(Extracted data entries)

********

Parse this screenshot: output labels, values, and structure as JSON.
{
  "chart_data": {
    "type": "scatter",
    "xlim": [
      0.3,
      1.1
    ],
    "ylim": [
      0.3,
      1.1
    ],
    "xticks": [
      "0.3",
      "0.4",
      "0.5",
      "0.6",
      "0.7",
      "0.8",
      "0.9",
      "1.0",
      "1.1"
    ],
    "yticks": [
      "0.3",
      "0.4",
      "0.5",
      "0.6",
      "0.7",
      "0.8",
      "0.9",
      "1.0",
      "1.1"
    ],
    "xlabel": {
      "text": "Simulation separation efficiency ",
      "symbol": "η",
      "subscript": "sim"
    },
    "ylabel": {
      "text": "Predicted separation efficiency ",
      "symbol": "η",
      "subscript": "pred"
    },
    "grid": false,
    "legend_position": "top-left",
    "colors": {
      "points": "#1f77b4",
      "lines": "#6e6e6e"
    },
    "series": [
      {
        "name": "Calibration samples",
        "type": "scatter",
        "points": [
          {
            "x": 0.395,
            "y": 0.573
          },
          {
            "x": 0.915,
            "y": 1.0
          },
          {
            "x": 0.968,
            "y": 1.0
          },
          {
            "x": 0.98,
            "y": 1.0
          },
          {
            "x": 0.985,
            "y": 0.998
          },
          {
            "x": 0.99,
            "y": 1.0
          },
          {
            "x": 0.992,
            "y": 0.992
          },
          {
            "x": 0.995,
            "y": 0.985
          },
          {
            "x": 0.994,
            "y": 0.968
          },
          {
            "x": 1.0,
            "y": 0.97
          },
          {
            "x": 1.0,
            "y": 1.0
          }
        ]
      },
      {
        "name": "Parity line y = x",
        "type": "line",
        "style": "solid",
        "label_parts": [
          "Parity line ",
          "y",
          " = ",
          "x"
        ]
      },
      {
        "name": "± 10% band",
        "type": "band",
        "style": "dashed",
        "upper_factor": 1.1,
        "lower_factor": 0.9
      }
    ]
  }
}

********

Find the lines containing "text" and list every one of them.

## [Solution for this exercise]
      "text": "Simulation separation efficiency ",
      "text": "Predicted separation efficiency ",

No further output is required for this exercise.